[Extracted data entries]
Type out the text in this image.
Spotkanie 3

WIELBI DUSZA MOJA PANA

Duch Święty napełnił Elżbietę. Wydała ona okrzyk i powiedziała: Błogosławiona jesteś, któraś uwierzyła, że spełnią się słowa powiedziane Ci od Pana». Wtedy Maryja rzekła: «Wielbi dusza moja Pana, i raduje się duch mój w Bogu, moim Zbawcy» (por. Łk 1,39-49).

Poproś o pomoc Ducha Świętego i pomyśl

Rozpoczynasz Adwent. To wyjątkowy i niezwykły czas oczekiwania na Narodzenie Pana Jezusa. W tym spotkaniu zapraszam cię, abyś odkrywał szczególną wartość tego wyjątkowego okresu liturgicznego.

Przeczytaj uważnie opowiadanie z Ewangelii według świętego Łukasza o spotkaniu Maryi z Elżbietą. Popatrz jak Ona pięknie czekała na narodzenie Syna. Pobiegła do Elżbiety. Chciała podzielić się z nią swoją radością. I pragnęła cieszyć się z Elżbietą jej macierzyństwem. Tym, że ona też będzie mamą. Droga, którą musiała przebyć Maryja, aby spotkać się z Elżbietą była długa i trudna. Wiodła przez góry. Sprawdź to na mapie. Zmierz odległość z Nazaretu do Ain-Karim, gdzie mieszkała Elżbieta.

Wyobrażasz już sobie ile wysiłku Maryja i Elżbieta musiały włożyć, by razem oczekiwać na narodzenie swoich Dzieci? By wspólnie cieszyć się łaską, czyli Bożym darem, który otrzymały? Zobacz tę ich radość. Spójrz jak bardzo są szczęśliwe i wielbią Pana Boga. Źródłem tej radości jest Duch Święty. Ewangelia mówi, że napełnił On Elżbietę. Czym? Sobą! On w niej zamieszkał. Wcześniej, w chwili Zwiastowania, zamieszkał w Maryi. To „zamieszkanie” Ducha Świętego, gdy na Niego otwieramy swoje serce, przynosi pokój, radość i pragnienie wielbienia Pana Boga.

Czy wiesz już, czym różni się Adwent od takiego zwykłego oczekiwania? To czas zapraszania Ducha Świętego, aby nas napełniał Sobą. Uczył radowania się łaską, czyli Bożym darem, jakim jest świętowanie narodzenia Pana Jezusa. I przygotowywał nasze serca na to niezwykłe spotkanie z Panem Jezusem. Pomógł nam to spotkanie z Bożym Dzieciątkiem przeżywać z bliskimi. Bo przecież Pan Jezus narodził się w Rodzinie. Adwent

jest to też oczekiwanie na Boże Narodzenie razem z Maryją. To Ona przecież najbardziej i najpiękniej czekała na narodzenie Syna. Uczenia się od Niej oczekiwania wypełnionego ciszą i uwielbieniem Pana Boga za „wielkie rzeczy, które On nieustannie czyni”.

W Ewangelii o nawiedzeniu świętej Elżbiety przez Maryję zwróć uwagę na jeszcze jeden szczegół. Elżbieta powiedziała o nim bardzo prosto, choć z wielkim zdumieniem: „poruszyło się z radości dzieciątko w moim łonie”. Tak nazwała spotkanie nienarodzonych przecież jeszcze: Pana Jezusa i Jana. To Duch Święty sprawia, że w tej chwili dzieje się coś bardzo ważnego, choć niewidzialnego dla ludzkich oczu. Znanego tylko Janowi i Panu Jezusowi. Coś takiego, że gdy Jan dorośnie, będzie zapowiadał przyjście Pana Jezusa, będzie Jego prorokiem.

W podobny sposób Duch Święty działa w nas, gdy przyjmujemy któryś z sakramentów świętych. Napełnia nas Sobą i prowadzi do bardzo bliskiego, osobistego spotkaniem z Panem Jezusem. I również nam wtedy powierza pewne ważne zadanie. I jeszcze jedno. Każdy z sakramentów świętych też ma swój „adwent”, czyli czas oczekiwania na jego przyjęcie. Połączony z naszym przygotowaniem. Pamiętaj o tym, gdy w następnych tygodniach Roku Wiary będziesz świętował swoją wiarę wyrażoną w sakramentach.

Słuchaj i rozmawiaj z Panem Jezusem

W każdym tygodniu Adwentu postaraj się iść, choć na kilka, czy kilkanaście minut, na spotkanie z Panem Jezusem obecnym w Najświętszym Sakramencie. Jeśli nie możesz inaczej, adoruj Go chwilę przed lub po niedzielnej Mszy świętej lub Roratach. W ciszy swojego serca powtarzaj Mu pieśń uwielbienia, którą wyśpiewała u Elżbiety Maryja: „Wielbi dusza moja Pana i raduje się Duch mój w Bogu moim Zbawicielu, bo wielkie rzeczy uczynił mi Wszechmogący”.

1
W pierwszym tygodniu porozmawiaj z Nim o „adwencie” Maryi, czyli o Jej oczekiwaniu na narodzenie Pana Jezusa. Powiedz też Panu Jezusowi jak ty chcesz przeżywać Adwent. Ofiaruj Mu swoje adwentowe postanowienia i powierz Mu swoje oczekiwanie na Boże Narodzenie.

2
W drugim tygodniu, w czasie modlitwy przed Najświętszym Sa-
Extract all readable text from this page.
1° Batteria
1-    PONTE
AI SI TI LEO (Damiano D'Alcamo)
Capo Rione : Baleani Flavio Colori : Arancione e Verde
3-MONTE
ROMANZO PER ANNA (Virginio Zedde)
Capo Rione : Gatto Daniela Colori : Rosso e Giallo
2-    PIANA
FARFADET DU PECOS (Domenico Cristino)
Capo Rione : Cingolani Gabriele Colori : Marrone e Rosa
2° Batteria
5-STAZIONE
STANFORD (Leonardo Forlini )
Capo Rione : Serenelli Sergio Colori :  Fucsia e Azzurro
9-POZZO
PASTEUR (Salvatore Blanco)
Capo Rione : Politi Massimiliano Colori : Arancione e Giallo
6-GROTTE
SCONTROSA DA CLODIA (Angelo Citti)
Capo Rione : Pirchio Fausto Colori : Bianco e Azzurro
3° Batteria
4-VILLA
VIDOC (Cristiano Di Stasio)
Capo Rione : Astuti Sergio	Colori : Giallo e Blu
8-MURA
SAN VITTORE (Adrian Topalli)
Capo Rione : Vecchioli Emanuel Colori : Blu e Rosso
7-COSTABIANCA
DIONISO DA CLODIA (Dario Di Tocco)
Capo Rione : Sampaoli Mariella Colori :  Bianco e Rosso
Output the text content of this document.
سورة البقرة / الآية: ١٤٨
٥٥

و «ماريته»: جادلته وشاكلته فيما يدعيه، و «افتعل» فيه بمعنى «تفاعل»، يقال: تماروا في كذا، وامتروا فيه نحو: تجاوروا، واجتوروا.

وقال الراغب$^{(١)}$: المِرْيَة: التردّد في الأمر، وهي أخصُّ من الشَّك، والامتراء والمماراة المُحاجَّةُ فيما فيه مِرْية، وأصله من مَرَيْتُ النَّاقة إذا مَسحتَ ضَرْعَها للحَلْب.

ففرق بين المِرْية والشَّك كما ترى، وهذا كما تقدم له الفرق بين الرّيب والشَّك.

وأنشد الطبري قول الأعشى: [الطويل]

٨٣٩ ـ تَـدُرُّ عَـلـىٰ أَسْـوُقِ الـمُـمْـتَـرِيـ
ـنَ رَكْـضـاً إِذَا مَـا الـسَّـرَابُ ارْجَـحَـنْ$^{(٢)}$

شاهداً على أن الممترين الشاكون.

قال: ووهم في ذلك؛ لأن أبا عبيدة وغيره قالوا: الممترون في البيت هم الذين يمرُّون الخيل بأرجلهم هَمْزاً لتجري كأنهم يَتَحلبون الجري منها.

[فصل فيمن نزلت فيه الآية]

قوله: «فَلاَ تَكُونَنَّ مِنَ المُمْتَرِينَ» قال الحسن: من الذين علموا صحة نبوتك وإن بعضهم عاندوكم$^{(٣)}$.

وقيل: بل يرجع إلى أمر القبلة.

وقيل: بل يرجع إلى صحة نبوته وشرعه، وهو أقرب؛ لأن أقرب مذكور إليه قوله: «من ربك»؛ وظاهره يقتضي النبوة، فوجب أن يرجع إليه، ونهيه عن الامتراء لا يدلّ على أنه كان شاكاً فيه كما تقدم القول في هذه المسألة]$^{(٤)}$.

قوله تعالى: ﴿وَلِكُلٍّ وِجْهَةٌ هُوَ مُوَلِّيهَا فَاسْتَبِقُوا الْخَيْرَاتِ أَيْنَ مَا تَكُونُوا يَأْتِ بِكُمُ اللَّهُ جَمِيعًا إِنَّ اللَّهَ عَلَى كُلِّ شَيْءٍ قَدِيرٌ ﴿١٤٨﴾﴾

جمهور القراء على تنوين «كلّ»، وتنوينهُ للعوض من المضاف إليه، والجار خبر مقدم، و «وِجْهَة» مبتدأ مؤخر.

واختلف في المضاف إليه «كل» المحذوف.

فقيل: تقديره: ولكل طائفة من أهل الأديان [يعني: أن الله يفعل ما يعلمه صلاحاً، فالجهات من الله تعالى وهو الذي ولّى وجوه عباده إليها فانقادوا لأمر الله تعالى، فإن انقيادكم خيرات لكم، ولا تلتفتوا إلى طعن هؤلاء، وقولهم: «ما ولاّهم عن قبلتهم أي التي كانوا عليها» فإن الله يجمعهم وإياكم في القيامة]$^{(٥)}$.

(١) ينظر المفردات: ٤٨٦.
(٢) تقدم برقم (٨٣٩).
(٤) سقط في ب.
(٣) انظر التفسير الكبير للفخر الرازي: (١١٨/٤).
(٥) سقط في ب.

> **TO BE DONE**
Say how many lines in the records hold "swoją", with the number as the whole reply.

> **WRITTEN RESPONSE**
2